>>>>>
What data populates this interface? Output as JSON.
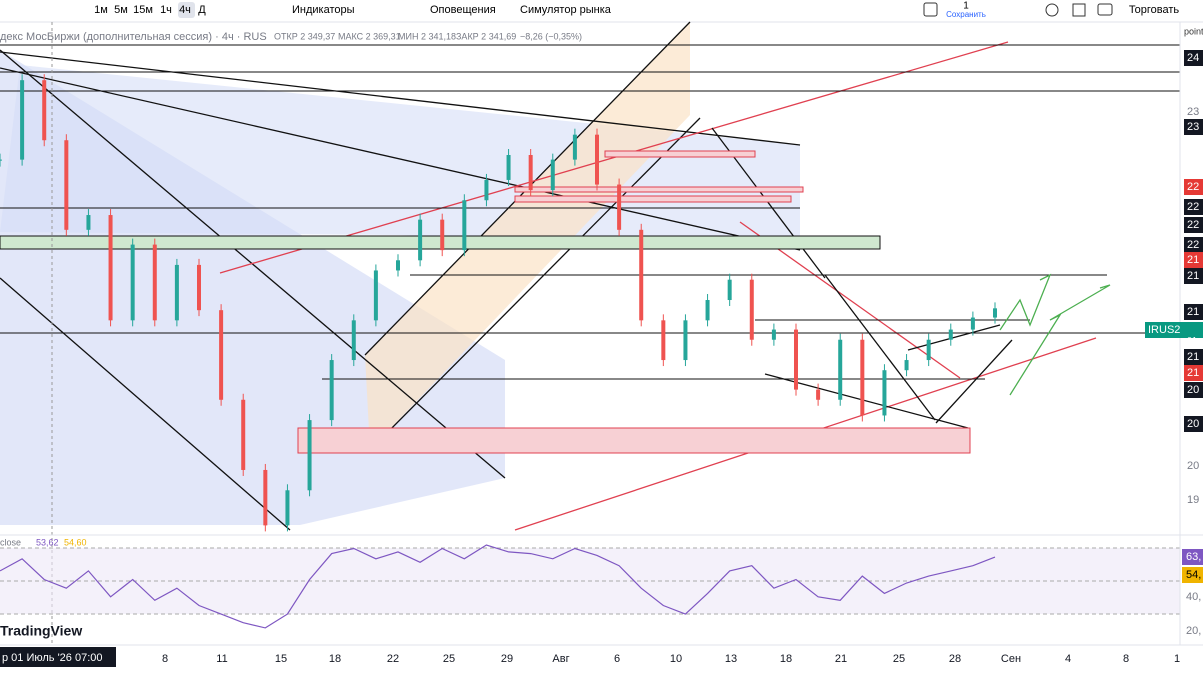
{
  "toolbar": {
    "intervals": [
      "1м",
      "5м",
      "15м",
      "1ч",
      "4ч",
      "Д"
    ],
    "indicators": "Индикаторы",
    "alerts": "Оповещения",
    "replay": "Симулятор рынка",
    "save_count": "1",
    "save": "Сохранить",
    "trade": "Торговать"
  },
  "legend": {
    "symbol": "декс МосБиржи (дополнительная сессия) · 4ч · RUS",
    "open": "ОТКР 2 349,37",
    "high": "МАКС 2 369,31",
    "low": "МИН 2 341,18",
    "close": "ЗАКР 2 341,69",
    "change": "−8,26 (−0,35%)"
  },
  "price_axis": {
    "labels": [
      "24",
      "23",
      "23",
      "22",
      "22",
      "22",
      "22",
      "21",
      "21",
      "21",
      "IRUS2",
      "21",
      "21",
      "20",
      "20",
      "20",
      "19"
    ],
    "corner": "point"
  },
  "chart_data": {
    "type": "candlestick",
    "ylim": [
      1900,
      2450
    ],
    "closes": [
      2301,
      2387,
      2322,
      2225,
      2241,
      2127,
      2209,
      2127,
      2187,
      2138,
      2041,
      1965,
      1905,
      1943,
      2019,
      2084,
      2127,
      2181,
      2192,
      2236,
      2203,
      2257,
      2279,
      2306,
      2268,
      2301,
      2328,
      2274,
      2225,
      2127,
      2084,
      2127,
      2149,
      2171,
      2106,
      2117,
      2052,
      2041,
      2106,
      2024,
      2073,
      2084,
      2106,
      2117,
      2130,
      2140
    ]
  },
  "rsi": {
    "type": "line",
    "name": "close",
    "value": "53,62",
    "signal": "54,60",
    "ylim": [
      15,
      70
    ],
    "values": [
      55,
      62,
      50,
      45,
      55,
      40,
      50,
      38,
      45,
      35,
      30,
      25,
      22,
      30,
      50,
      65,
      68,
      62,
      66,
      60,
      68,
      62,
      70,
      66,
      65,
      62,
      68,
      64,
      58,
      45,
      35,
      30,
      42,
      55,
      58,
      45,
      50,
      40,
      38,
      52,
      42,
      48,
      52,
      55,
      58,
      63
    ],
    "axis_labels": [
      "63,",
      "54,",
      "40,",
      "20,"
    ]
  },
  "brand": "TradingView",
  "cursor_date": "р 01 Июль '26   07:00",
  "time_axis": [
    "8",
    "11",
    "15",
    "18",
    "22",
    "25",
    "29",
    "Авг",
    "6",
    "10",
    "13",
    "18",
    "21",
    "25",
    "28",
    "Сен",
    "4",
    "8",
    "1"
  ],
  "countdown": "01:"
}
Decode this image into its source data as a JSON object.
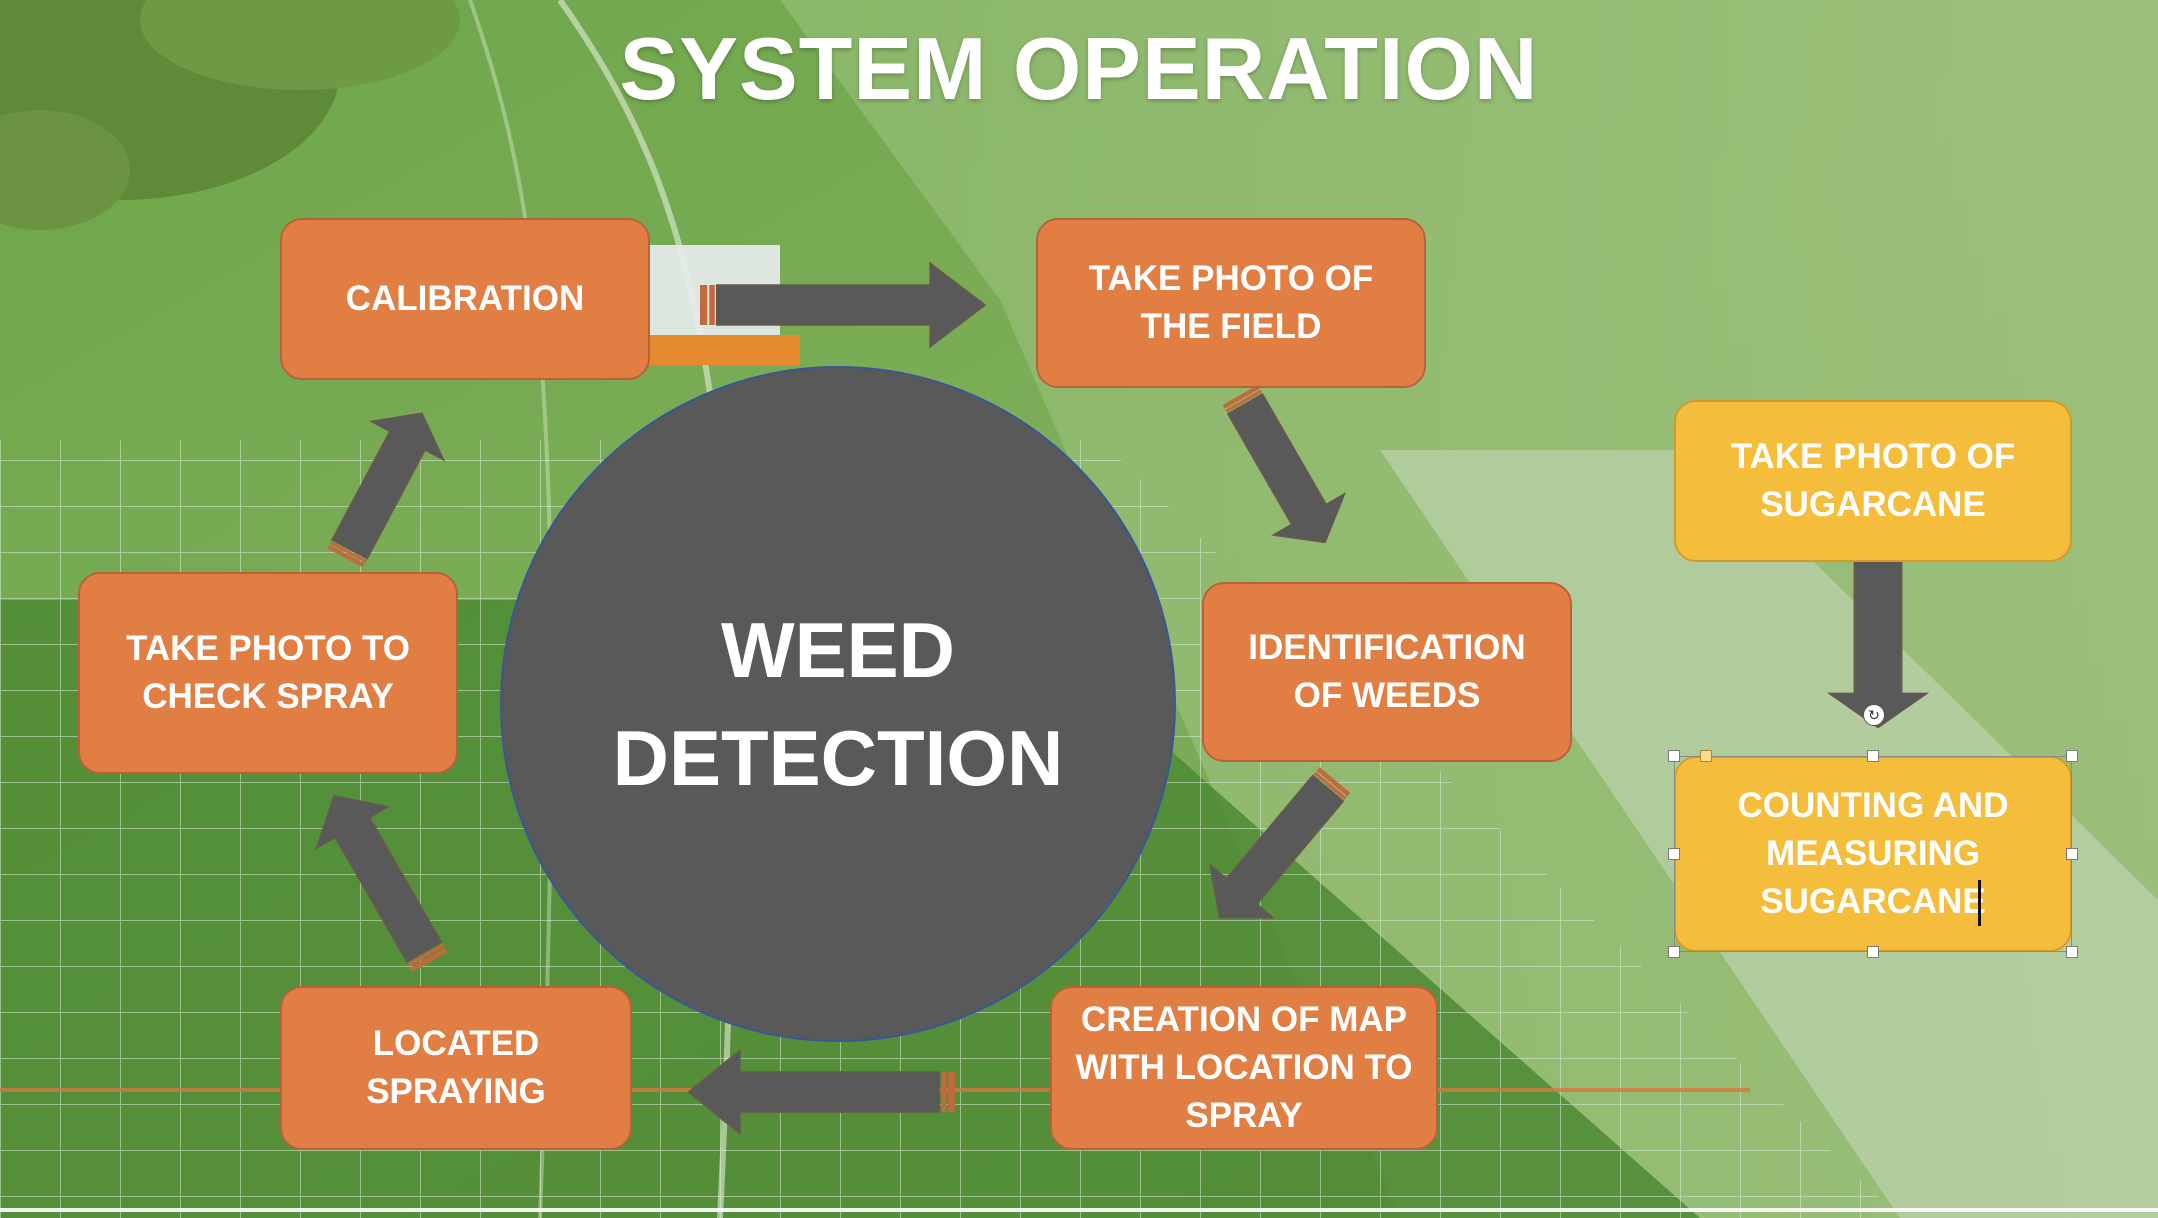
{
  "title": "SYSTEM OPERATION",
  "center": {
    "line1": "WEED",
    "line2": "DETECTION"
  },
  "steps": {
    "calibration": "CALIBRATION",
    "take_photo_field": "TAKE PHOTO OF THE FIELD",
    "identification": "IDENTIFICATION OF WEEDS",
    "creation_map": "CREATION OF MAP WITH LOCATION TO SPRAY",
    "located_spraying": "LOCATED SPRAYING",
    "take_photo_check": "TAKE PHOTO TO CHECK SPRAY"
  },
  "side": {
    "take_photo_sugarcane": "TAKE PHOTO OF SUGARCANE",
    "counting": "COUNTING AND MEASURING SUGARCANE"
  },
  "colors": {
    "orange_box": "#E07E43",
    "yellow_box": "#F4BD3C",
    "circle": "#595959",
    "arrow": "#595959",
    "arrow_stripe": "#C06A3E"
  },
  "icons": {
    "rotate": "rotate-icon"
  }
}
<<<<<
Transcribe every entry word for word, but omit the pictures.

What data populates this interface? Output as JSON.
{
  "toolbar": {
    "intervals": [
      "1м",
      "5м",
      "15м",
      "1ч",
      "4ч",
      "Д"
    ],
    "indicators": "Индикаторы",
    "alerts": "Оповещения",
    "replay": "Симулятор рынка",
    "save_count": "1",
    "save": "Сохранить",
    "trade": "Торговать"
  },
  "legend": {
    "symbol": "декс МосБиржи (дополнительная сессия) · 4ч · RUS",
    "open": "ОТКР 2 349,37",
    "high": "МАКС 2 369,31",
    "low": "МИН 2 341,18",
    "close": "ЗАКР 2 341,69",
    "change": "−8,26 (−0,35%)"
  },
  "price_axis": {
    "labels": [
      "24",
      "23",
      "23",
      "22",
      "22",
      "22",
      "22",
      "21",
      "21",
      "21",
      "IRUS2",
      "21",
      "21",
      "20",
      "20",
      "20",
      "19"
    ],
    "corner": "point"
  },
  "chart_data": {
    "type": "candlestick",
    "ylim": [
      1900,
      2450
    ],
    "closes": [
      2301,
      2387,
      2322,
      2225,
      2241,
      2127,
      2209,
      2127,
      2187,
      2138,
      2041,
      1965,
      1905,
      1943,
      2019,
      2084,
      2127,
      2181,
      2192,
      2236,
      2203,
      2257,
      2279,
      2306,
      2268,
      2301,
      2328,
      2274,
      2225,
      2127,
      2084,
      2127,
      2149,
      2171,
      2106,
      2117,
      2052,
      2041,
      2106,
      2024,
      2073,
      2084,
      2106,
      2117,
      2130,
      2140
    ]
  },
  "rsi": {
    "type": "line",
    "name": "close",
    "value": "53,62",
    "signal": "54,60",
    "ylim": [
      15,
      70
    ],
    "values": [
      55,
      62,
      50,
      45,
      55,
      40,
      50,
      38,
      45,
      35,
      30,
      25,
      22,
      30,
      50,
      65,
      68,
      62,
      66,
      60,
      68,
      62,
      70,
      66,
      65,
      62,
      68,
      64,
      58,
      45,
      35,
      30,
      42,
      55,
      58,
      45,
      50,
      40,
      38,
      52,
      42,
      48,
      52,
      55,
      58,
      63
    ],
    "axis_labels": [
      "63,",
      "54,",
      "40,",
      "20,"
    ]
  },
  "brand": "TradingView",
  "cursor_date": "р 01 Июль '26   07:00",
  "time_axis": [
    "8",
    "11",
    "15",
    "18",
    "22",
    "25",
    "29",
    "Авг",
    "6",
    "10",
    "13",
    "18",
    "21",
    "25",
    "28",
    "Сен",
    "4",
    "8",
    "1"
  ],
  "countdown": "01:"
}
Decode this image into its source data as a JSON object.
{
  "title": "SYSTEM OPERATION",
  "center": {
    "line1": "WEED",
    "line2": "DETECTION"
  },
  "steps": {
    "calibration": "CALIBRATION",
    "take_photo_field": "TAKE PHOTO OF THE FIELD",
    "identification": "IDENTIFICATION OF WEEDS",
    "creation_map": "CREATION OF MAP WITH LOCATION TO SPRAY",
    "located_spraying": "LOCATED SPRAYING",
    "take_photo_check": "TAKE PHOTO TO CHECK SPRAY"
  },
  "side": {
    "take_photo_sugarcane": "TAKE PHOTO OF SUGARCANE",
    "counting": "COUNTING AND MEASURING SUGARCANE"
  },
  "colors": {
    "orange_box": "#E07E43",
    "yellow_box": "#F4BD3C",
    "circle": "#595959",
    "arrow": "#595959",
    "arrow_stripe": "#C06A3E"
  },
  "icons": {
    "rotate": "rotate-icon"
  }
}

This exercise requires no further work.